Count the lines containing "Condicional". Give the number alone.

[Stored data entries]
==*==

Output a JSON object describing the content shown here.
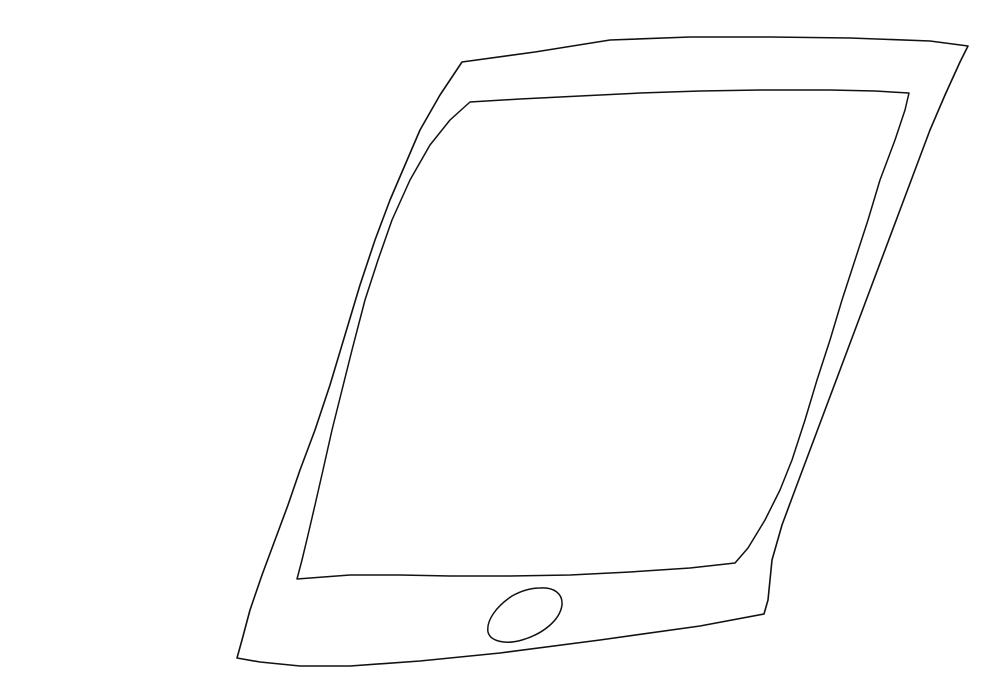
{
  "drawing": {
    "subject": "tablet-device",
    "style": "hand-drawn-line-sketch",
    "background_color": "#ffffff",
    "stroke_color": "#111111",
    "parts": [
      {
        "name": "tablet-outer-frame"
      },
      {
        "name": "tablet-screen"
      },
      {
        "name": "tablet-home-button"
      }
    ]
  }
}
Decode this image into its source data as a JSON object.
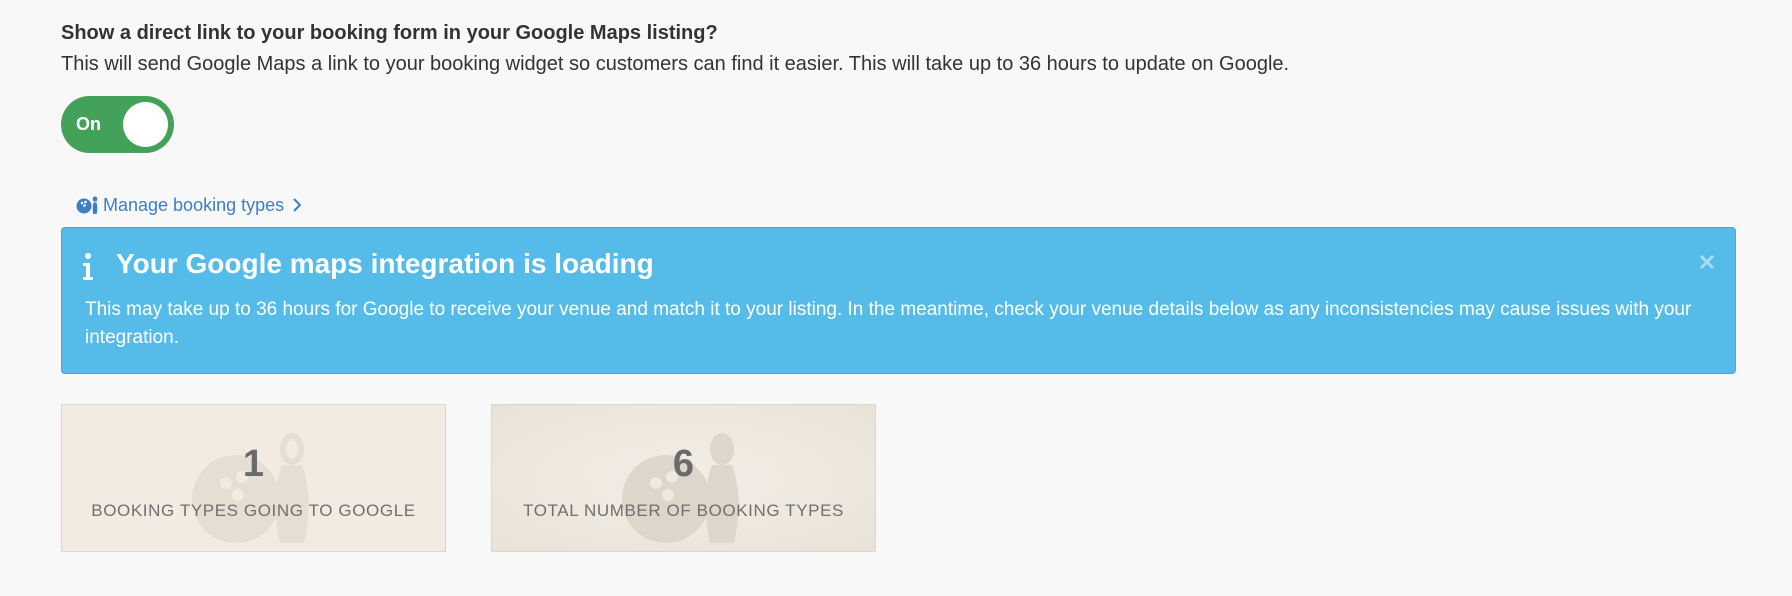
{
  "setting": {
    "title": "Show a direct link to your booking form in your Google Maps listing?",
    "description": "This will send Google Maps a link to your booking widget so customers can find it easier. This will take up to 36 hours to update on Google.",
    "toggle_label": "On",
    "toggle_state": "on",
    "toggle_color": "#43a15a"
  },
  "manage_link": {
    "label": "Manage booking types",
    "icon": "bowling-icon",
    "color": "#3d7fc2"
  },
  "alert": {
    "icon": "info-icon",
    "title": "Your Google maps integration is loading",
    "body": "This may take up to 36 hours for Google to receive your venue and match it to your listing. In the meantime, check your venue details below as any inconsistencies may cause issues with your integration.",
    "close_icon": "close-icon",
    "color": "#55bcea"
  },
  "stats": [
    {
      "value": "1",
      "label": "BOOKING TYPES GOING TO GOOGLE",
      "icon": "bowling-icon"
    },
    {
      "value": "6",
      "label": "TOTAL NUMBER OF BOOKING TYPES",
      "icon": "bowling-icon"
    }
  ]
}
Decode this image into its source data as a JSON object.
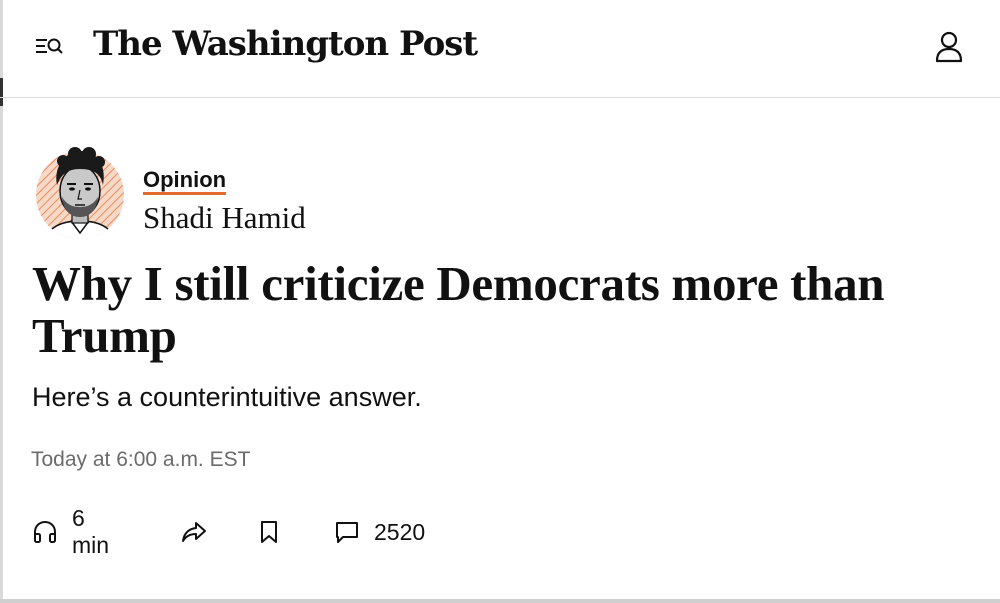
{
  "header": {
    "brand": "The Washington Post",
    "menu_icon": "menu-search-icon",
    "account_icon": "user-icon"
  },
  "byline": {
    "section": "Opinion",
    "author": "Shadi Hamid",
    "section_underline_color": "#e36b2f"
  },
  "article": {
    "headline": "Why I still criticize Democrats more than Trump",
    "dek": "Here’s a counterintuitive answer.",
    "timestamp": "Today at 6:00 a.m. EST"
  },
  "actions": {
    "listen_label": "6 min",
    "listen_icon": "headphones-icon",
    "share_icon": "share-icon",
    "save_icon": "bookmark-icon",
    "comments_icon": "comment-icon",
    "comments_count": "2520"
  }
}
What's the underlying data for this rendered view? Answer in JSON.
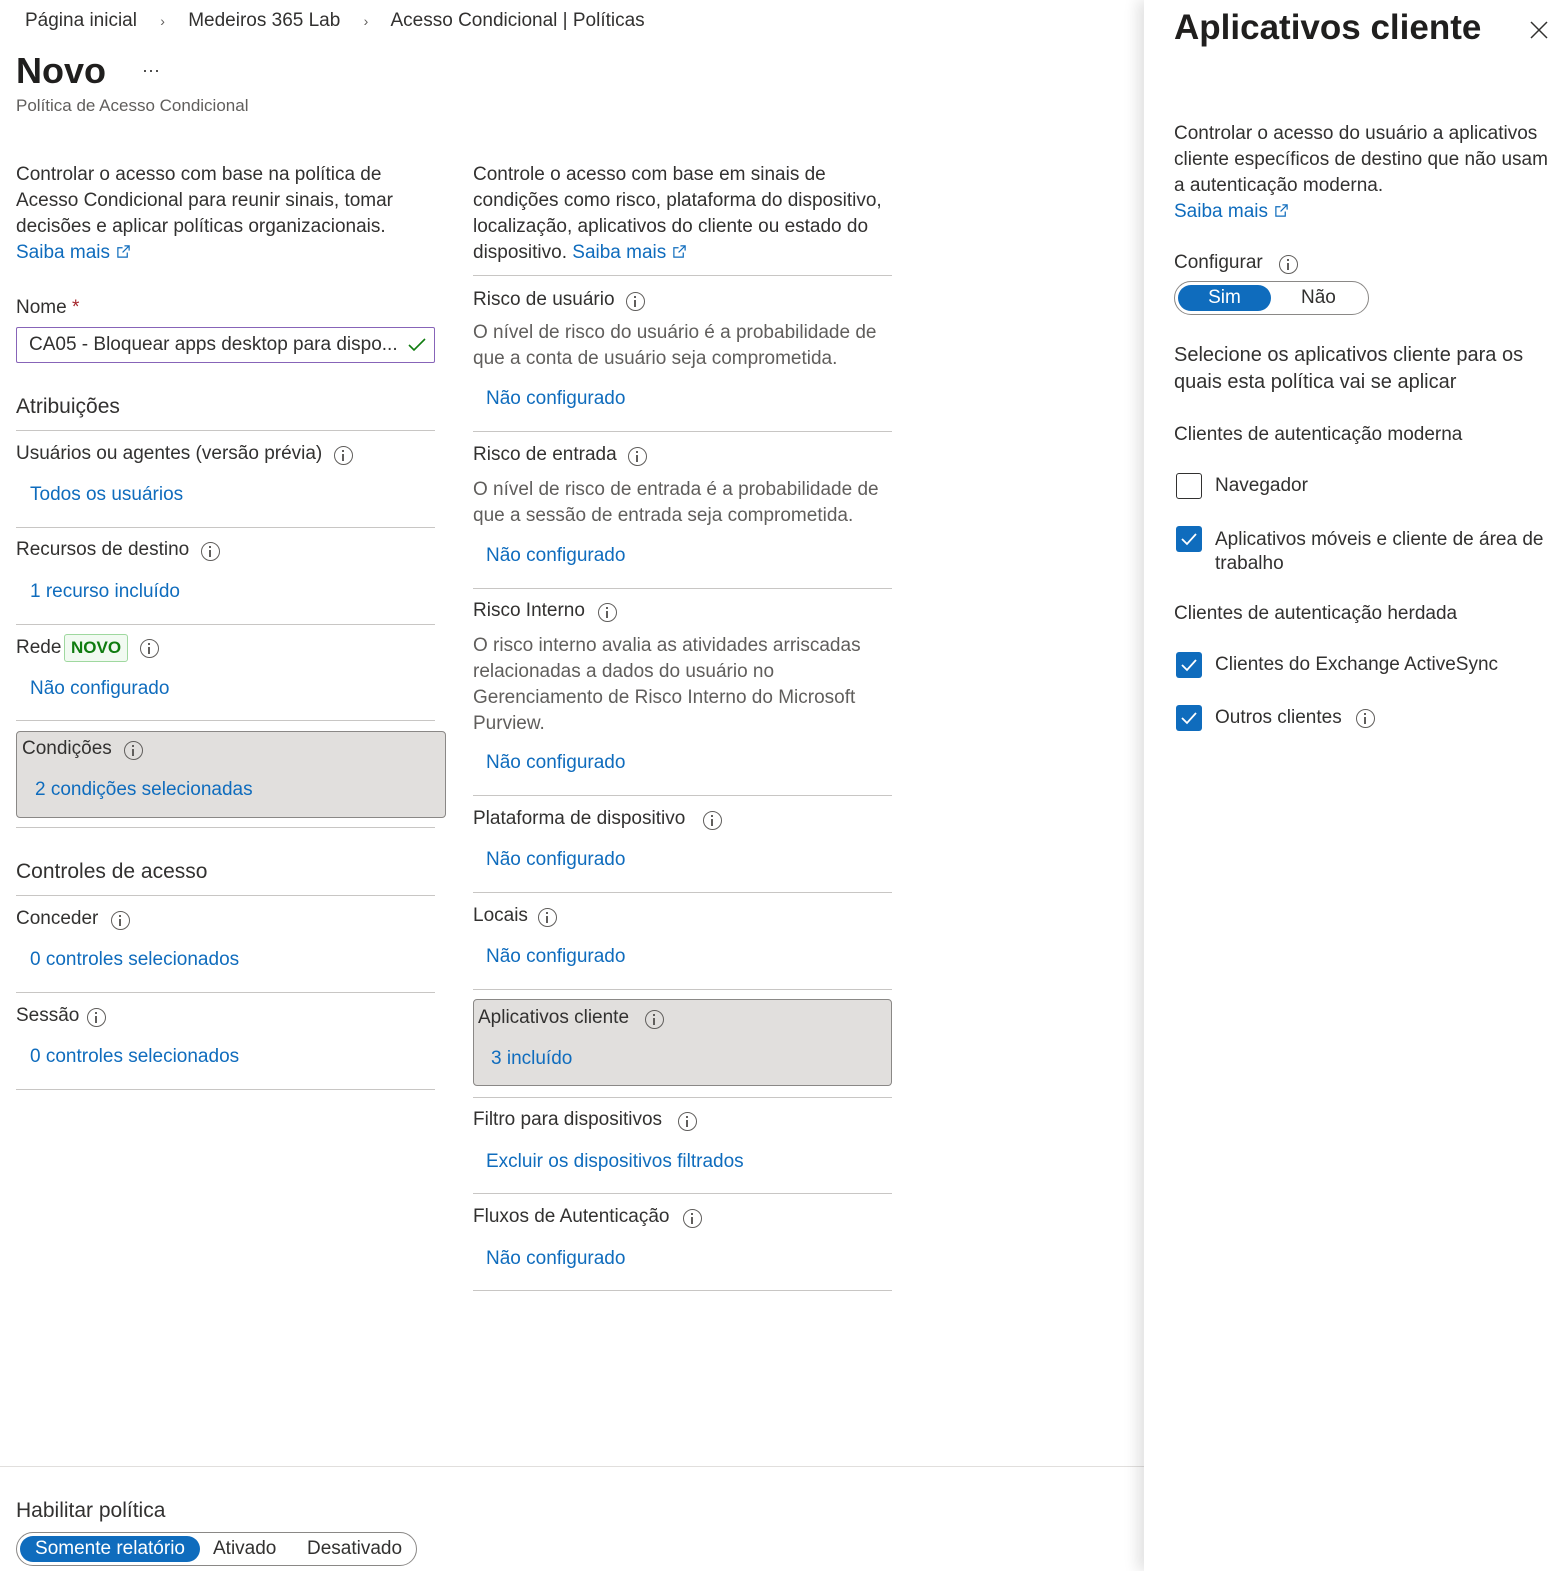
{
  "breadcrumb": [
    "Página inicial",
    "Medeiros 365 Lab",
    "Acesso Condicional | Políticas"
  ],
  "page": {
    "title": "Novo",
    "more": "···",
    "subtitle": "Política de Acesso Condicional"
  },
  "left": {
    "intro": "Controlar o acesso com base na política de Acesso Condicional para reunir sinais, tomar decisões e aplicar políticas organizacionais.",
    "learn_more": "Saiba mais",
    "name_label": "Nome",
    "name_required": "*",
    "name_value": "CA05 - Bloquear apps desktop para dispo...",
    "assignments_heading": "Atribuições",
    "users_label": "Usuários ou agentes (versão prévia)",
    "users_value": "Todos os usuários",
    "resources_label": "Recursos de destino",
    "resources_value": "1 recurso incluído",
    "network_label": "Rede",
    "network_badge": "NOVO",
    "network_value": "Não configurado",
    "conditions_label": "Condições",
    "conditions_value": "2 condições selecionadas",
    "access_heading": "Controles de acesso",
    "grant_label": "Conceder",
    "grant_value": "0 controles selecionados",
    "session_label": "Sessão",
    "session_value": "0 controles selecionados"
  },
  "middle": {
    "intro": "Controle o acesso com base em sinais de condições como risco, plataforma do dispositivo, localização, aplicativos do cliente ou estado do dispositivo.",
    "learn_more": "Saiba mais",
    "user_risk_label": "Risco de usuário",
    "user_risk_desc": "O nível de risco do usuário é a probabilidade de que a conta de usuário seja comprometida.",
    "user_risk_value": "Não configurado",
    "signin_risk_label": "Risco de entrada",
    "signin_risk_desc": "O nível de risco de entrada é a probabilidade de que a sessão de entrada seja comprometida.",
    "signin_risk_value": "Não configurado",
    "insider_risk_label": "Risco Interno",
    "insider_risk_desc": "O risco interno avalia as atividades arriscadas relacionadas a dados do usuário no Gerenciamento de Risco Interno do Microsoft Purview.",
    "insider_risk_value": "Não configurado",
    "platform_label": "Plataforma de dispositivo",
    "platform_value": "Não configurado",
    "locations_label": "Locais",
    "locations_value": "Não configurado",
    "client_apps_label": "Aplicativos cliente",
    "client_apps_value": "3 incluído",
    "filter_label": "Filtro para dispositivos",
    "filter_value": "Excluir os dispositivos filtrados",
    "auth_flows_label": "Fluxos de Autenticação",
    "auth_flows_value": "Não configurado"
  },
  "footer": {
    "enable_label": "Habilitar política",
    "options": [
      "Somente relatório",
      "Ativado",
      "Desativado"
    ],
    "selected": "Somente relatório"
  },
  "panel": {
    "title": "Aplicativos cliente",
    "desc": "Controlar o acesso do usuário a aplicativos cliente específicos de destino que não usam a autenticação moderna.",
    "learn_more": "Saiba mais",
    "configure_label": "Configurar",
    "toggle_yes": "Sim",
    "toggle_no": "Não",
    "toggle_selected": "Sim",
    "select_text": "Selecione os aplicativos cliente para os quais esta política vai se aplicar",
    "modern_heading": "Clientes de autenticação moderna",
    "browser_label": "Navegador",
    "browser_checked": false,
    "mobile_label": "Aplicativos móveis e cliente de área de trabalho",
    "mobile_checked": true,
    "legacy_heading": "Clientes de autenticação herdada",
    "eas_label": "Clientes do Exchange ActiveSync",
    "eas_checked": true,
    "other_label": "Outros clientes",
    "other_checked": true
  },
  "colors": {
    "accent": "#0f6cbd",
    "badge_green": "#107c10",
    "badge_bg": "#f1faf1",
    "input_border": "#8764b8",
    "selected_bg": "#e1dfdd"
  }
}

==*==

OUTPUT FOR THIS EXERCISE
3